Set exercise - Lines containing the word "Enke" should be extracted in full.

[Records contained in a dataset]
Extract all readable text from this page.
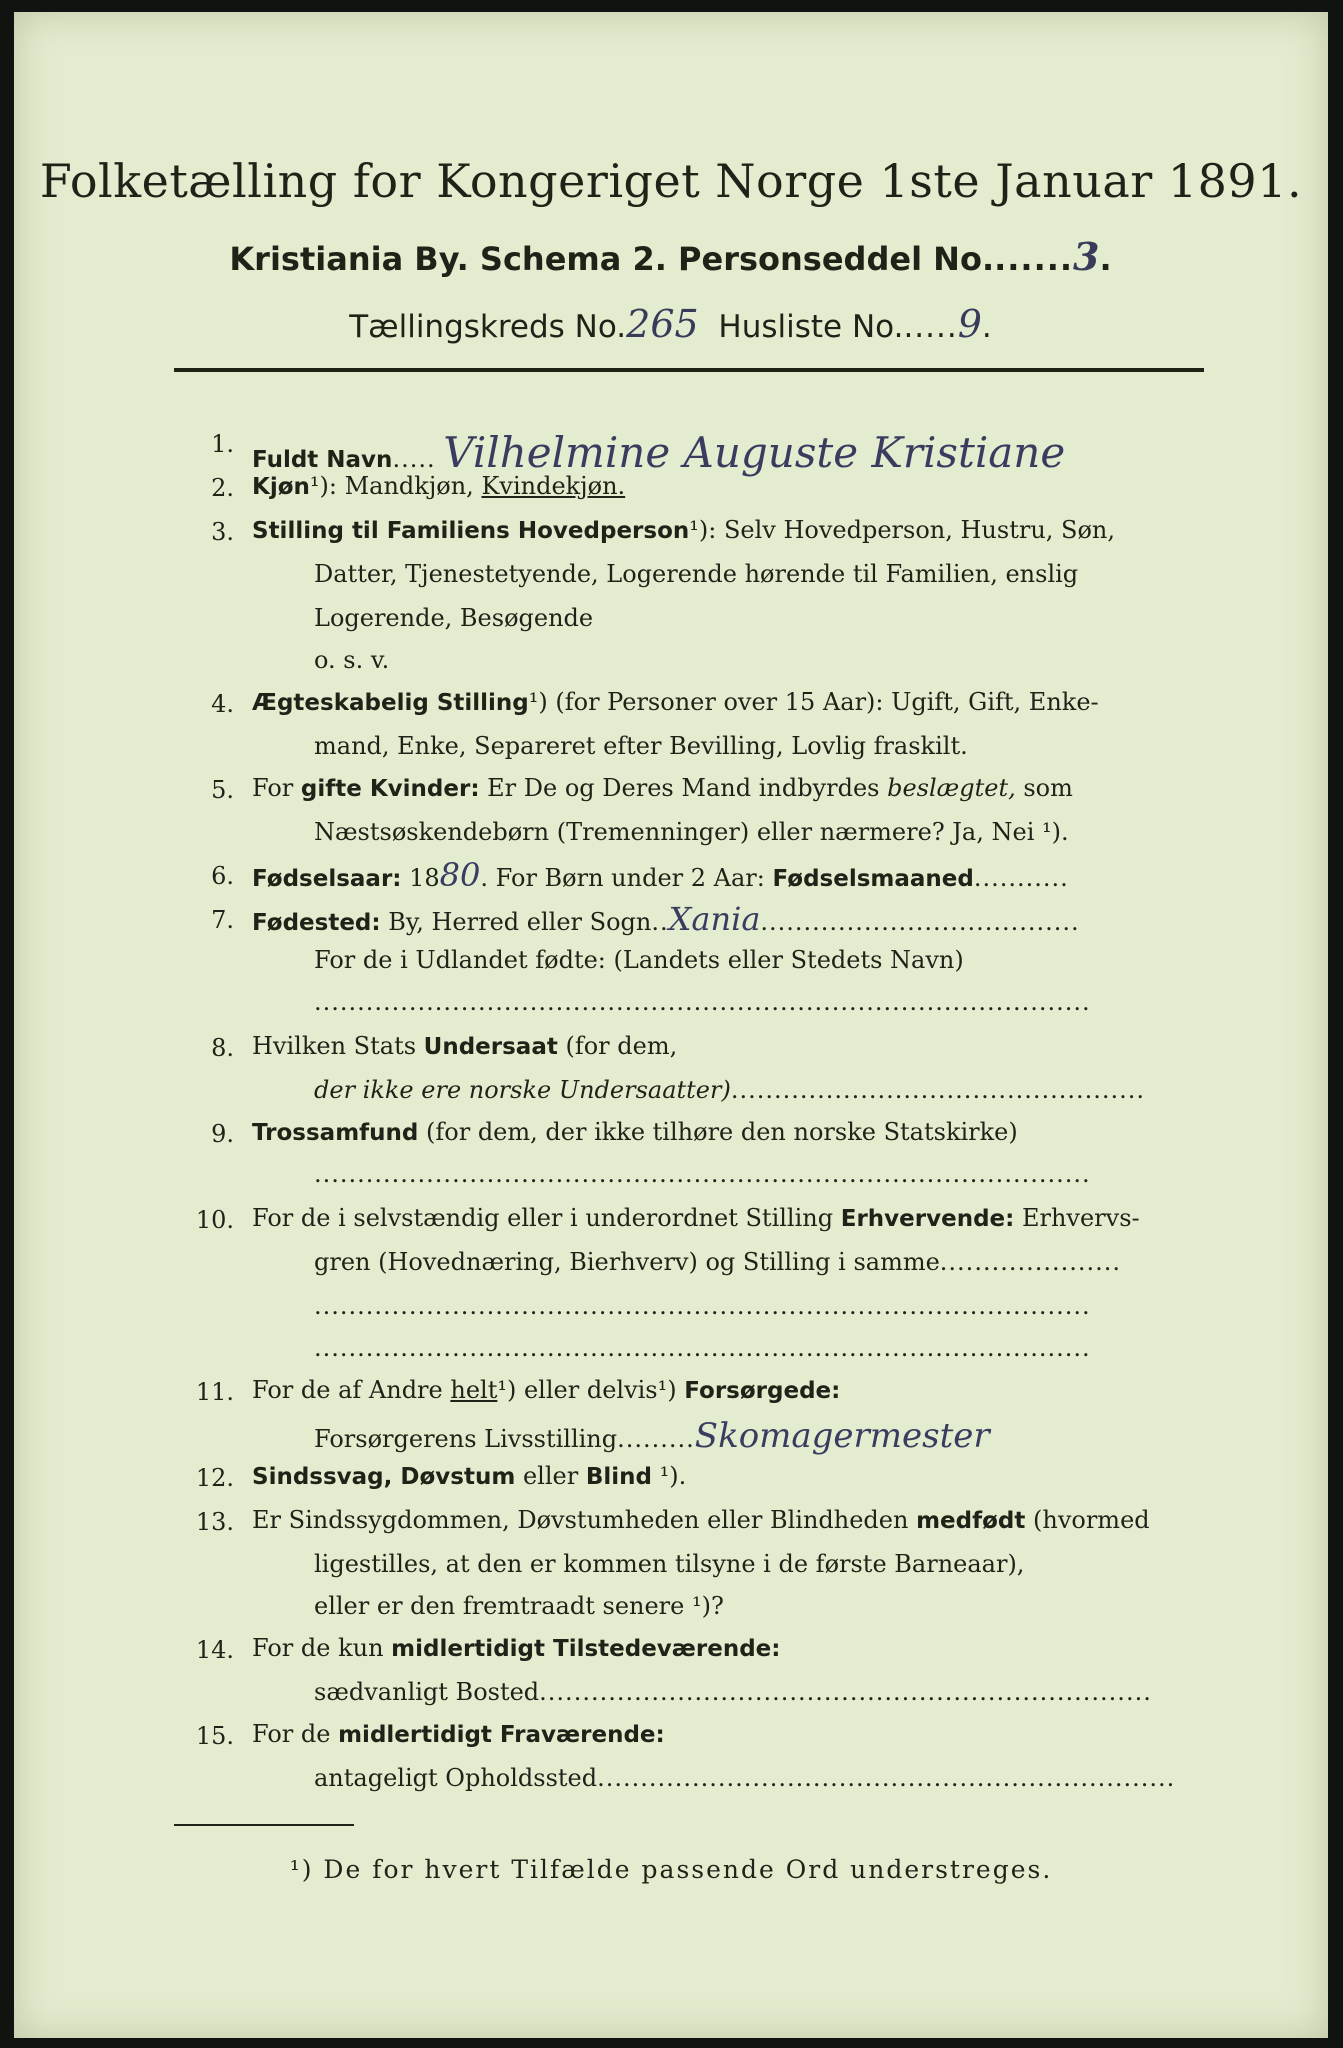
Folketælling for Kongeriget Norge 1ste Januar 1891.
Kristiania By. Schema 2. Personseddel No.......3.
Tællingskreds No.265 Husliste No......9.
1.
Fuldt Navn..... Vilhelmine Auguste Kristiane
2. Kjøn¹): Mandkjøn, Kvindekjøn.
3. Stilling til Familiens Hovedperson¹): Selv Hovedperson, Hustru, Søn,
Datter, Tjenestetyende, Logerende hørende til Familien, enslig
Logerende, Besøgende
o. s. v.
4. Ægteskabelig Stilling¹) (for Personer over 15 Aar): Ugift, Gift, Enke-
mand, Enke, Separeret efter Bevilling, Lovlig fraskilt.
5. For gifte Kvinder: Er De og Deres Mand indbyrdes beslægtet, som
Næstsøskendebørn (Tremenninger) eller nærmere? Ja, Nei ¹).
6. Fødselsaar: 1880. For Børn under 2 Aar: Fødselsmaaned...........
7. Fødested: By, Herred eller Sogn..Xania.....................................
For de i Udlandet fødte: (Landets eller Stedets Navn)
..........................................................................................
8. Hvilken Stats Undersaat (for dem,
der ikke ere norske Undersaatter)................................................
9. Trossamfund (for dem, der ikke tilhøre den norske Statskirke)
..........................................................................................
10. For de i selvstændig eller i underordnet Stilling Erhvervende: Erhvervs-
gren (Hovednæring, Bierhverv) og Stilling i samme.....................
..........................................................................................
..........................................................................................
11. For de af Andre helt¹) eller delvis¹) Forsørgede:
Forsørgerens Livsstilling.........Skomagermester
12. Sindssvag, Døvstum eller Blind ¹).
13. Er Sindssygdommen, Døvstumheden eller Blindheden medfødt (hvormed
ligestilles, at den er kommen tilsyne i de første Barneaar),
eller er den fremtraadt senere ¹)?
14. For de kun midlertidigt Tilstedeværende:
sædvanligt Bosted.......................................................................
15. For de midlertidigt Fraværende:
antageligt Opholdssted...................................................................
¹) De for hvert Tilfælde passende Ord understreges.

Response -
4. Ægteskabelig Stilling¹) (for Personer over 15 Aar): Ugift, Gift, Enke-
mand, Enke, Separeret efter Bevilling, Lovlig fraskilt.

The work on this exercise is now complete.